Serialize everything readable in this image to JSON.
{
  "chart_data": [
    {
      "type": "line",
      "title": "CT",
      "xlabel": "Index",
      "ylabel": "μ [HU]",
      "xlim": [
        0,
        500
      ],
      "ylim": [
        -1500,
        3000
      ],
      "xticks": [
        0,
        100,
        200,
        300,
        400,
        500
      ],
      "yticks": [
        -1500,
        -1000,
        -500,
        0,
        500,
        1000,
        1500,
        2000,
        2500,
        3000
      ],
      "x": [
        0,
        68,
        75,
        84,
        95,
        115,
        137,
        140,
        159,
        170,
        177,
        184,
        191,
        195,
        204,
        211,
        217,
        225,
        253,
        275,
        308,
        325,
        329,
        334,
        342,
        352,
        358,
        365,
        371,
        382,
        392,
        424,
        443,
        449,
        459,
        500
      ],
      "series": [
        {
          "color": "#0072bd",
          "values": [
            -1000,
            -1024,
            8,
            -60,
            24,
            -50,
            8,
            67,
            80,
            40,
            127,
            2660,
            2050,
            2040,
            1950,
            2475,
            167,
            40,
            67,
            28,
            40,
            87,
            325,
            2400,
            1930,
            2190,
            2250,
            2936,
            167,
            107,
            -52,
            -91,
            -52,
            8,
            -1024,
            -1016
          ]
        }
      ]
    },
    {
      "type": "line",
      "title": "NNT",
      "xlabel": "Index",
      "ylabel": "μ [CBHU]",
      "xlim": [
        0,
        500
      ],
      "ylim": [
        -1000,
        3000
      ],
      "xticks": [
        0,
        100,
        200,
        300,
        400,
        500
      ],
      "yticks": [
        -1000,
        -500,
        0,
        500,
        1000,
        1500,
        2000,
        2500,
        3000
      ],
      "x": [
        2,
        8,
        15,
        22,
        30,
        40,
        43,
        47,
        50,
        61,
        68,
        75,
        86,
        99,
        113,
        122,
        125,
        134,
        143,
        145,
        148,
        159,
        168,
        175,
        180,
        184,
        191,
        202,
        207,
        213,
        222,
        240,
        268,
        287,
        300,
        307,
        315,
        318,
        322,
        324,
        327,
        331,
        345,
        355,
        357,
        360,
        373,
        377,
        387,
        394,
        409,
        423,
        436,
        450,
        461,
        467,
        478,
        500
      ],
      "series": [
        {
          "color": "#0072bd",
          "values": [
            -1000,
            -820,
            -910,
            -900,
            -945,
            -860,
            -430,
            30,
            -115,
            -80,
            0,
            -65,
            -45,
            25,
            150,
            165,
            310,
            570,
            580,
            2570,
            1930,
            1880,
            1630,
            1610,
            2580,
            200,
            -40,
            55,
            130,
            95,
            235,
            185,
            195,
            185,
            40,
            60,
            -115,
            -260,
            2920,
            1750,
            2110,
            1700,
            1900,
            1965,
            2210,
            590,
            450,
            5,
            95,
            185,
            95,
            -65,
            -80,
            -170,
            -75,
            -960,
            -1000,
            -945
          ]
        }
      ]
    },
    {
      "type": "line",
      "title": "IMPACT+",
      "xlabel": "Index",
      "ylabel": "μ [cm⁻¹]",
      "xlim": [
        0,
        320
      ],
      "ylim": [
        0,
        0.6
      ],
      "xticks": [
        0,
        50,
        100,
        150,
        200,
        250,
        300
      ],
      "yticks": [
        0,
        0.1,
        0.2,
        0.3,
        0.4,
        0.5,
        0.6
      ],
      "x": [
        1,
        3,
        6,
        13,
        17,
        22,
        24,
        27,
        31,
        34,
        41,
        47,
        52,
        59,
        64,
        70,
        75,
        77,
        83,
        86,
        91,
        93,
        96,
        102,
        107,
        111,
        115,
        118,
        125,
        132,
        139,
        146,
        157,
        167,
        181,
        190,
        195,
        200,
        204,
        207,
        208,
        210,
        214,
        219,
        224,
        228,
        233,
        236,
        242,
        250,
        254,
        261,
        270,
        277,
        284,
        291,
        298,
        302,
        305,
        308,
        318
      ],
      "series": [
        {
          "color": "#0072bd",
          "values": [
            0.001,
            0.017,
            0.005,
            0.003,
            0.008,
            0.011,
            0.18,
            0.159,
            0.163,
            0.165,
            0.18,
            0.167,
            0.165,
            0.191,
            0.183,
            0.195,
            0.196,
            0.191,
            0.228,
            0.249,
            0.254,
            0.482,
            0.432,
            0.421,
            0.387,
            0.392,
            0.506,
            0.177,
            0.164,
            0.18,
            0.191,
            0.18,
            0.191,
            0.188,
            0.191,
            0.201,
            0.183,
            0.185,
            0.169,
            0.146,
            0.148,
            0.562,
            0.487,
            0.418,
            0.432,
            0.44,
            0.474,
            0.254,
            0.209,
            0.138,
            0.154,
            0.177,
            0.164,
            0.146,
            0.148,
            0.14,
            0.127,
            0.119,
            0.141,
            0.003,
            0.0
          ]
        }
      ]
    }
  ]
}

Exercise task> Output an exact copy of each record.

Task solution>
Serialize everything readable in this image to JSON.
{
  "chart_data": [
    {
      "type": "line",
      "title": "CT",
      "xlabel": "Index",
      "ylabel": "μ [HU]",
      "xlim": [
        0,
        500
      ],
      "ylim": [
        -1500,
        3000
      ],
      "xticks": [
        0,
        100,
        200,
        300,
        400,
        500
      ],
      "yticks": [
        -1500,
        -1000,
        -500,
        0,
        500,
        1000,
        1500,
        2000,
        2500,
        3000
      ],
      "x": [
        0,
        68,
        75,
        84,
        95,
        115,
        137,
        140,
        159,
        170,
        177,
        184,
        191,
        195,
        204,
        211,
        217,
        225,
        253,
        275,
        308,
        325,
        329,
        334,
        342,
        352,
        358,
        365,
        371,
        382,
        392,
        424,
        443,
        449,
        459,
        500
      ],
      "series": [
        {
          "color": "#0072bd",
          "values": [
            -1000,
            -1024,
            8,
            -60,
            24,
            -50,
            8,
            67,
            80,
            40,
            127,
            2660,
            2050,
            2040,
            1950,
            2475,
            167,
            40,
            67,
            28,
            40,
            87,
            325,
            2400,
            1930,
            2190,
            2250,
            2936,
            167,
            107,
            -52,
            -91,
            -52,
            8,
            -1024,
            -1016
          ]
        }
      ]
    },
    {
      "type": "line",
      "title": "NNT",
      "xlabel": "Index",
      "ylabel": "μ [CBHU]",
      "xlim": [
        0,
        500
      ],
      "ylim": [
        -1000,
        3000
      ],
      "xticks": [
        0,
        100,
        200,
        300,
        400,
        500
      ],
      "yticks": [
        -1000,
        -500,
        0,
        500,
        1000,
        1500,
        2000,
        2500,
        3000
      ],
      "x": [
        2,
        8,
        15,
        22,
        30,
        40,
        43,
        47,
        50,
        61,
        68,
        75,
        86,
        99,
        113,
        122,
        125,
        134,
        143,
        145,
        148,
        159,
        168,
        175,
        180,
        184,
        191,
        202,
        207,
        213,
        222,
        240,
        268,
        287,
        300,
        307,
        315,
        318,
        322,
        324,
        327,
        331,
        345,
        355,
        357,
        360,
        373,
        377,
        387,
        394,
        409,
        423,
        436,
        450,
        461,
        467,
        478,
        500
      ],
      "series": [
        {
          "color": "#0072bd",
          "values": [
            -1000,
            -820,
            -910,
            -900,
            -945,
            -860,
            -430,
            30,
            -115,
            -80,
            0,
            -65,
            -45,
            25,
            150,
            165,
            310,
            570,
            580,
            2570,
            1930,
            1880,
            1630,
            1610,
            2580,
            200,
            -40,
            55,
            130,
            95,
            235,
            185,
            195,
            185,
            40,
            60,
            -115,
            -260,
            2920,
            1750,
            2110,
            1700,
            1900,
            1965,
            2210,
            590,
            450,
            5,
            95,
            185,
            95,
            -65,
            -80,
            -170,
            -75,
            -960,
            -1000,
            -945
          ]
        }
      ]
    },
    {
      "type": "line",
      "title": "IMPACT+",
      "xlabel": "Index",
      "ylabel": "μ [cm⁻¹]",
      "xlim": [
        0,
        320
      ],
      "ylim": [
        0,
        0.6
      ],
      "xticks": [
        0,
        50,
        100,
        150,
        200,
        250,
        300
      ],
      "yticks": [
        0,
        0.1,
        0.2,
        0.3,
        0.4,
        0.5,
        0.6
      ],
      "x": [
        1,
        3,
        6,
        13,
        17,
        22,
        24,
        27,
        31,
        34,
        41,
        47,
        52,
        59,
        64,
        70,
        75,
        77,
        83,
        86,
        91,
        93,
        96,
        102,
        107,
        111,
        115,
        118,
        125,
        132,
        139,
        146,
        157,
        167,
        181,
        190,
        195,
        200,
        204,
        207,
        208,
        210,
        214,
        219,
        224,
        228,
        233,
        236,
        242,
        250,
        254,
        261,
        270,
        277,
        284,
        291,
        298,
        302,
        305,
        308,
        318
      ],
      "series": [
        {
          "color": "#0072bd",
          "values": [
            0.001,
            0.017,
            0.005,
            0.003,
            0.008,
            0.011,
            0.18,
            0.159,
            0.163,
            0.165,
            0.18,
            0.167,
            0.165,
            0.191,
            0.183,
            0.195,
            0.196,
            0.191,
            0.228,
            0.249,
            0.254,
            0.482,
            0.432,
            0.421,
            0.387,
            0.392,
            0.506,
            0.177,
            0.164,
            0.18,
            0.191,
            0.18,
            0.191,
            0.188,
            0.191,
            0.201,
            0.183,
            0.185,
            0.169,
            0.146,
            0.148,
            0.562,
            0.487,
            0.418,
            0.432,
            0.44,
            0.474,
            0.254,
            0.209,
            0.138,
            0.154,
            0.177,
            0.164,
            0.146,
            0.148,
            0.14,
            0.127,
            0.119,
            0.141,
            0.003,
            0.0
          ]
        }
      ]
    }
  ]
}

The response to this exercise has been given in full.